> _Short exercise_: Copy each line below that includes "icon".

** START **

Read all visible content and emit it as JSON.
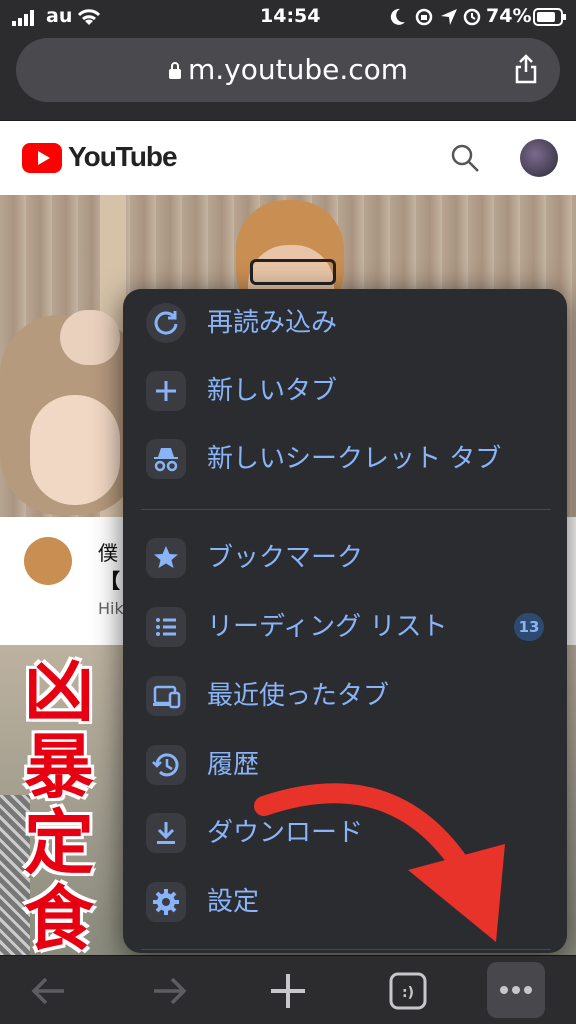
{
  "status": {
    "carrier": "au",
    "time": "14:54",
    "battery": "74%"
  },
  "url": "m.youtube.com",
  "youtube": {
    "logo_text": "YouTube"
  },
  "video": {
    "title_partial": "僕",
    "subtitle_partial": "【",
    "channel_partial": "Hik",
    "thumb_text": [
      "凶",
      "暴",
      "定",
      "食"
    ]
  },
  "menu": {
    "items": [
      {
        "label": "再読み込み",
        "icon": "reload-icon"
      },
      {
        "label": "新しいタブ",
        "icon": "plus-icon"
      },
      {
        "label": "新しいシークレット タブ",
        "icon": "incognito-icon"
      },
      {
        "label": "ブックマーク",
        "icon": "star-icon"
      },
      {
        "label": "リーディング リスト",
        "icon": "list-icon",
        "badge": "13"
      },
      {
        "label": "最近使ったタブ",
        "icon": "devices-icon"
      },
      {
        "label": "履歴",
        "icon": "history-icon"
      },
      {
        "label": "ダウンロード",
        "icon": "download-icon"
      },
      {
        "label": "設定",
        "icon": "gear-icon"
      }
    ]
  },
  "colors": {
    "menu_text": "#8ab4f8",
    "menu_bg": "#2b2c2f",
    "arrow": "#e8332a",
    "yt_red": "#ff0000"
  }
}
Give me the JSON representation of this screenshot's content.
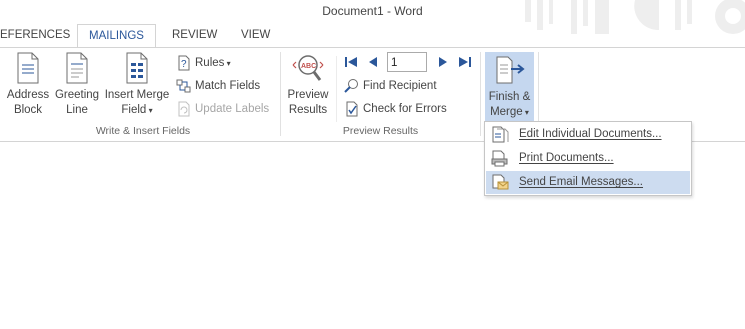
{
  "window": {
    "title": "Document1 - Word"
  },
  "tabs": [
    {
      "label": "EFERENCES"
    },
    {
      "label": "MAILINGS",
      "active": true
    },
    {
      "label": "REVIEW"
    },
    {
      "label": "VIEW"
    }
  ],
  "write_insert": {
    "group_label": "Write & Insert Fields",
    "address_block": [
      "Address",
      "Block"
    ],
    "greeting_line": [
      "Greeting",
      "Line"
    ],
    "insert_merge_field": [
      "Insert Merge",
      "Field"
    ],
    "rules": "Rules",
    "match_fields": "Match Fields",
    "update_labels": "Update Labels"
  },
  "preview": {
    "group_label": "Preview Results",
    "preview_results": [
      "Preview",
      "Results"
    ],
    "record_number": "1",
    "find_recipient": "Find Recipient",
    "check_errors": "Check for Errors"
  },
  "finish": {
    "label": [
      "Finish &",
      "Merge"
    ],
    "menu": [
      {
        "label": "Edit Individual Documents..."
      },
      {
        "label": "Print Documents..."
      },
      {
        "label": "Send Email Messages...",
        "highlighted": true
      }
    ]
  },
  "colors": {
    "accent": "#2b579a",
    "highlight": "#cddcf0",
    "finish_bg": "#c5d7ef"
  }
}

** END **
** START **

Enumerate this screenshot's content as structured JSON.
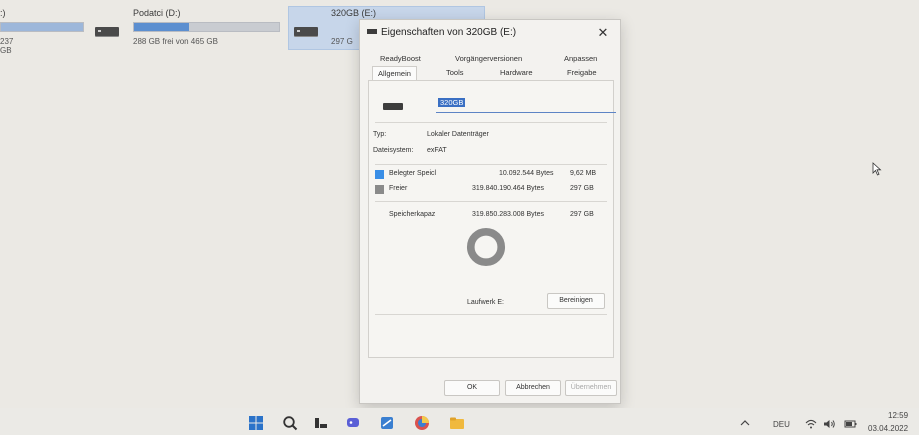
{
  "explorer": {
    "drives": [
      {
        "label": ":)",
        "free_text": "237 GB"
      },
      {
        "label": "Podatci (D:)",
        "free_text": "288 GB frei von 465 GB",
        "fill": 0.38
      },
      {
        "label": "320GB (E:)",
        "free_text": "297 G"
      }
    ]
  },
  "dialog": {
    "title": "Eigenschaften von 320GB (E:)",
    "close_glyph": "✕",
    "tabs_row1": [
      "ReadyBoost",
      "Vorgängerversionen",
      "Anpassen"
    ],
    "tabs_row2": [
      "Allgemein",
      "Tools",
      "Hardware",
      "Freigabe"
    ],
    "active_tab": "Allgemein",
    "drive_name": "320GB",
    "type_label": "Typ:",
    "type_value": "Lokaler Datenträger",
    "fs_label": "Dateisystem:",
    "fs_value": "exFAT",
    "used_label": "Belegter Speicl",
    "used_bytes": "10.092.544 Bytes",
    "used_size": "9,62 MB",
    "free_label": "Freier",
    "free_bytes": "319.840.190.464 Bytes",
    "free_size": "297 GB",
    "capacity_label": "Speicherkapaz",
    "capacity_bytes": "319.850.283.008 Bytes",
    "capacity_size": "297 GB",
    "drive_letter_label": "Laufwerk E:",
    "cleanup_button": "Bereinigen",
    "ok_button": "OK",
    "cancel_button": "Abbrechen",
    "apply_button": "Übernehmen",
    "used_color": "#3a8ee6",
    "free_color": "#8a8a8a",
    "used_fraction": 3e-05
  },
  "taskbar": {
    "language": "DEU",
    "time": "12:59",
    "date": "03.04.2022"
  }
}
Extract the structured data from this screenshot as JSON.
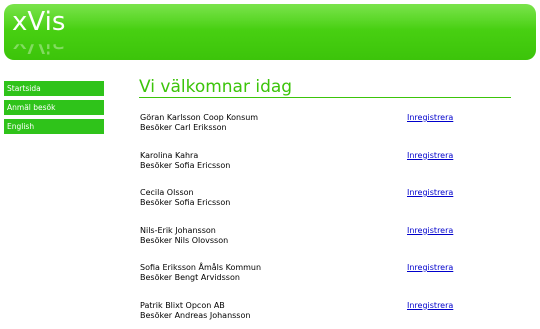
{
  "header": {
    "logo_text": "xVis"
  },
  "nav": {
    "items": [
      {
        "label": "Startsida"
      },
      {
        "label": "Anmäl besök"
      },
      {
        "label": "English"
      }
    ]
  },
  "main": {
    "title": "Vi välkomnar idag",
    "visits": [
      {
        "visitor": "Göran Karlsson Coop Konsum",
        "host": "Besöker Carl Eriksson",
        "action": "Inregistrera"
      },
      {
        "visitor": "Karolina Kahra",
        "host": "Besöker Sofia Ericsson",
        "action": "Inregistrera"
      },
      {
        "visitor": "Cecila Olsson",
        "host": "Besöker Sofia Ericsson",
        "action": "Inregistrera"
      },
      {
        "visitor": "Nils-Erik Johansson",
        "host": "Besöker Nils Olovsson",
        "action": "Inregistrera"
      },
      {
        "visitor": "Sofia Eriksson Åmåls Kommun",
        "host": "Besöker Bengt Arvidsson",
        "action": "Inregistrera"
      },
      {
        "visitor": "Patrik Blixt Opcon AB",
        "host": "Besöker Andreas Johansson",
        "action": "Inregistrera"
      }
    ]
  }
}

** END **

> _Result of the task_:
        "icon": "reload-icon"
        "icon": "plus-icon"
        "icon": "incognito-icon"
        "icon": "star-icon"
        "icon": "list-icon",
        "icon": "devices-icon"
        "icon": "history-icon"
        "icon": "download-icon"
        "icon": "gear-icon"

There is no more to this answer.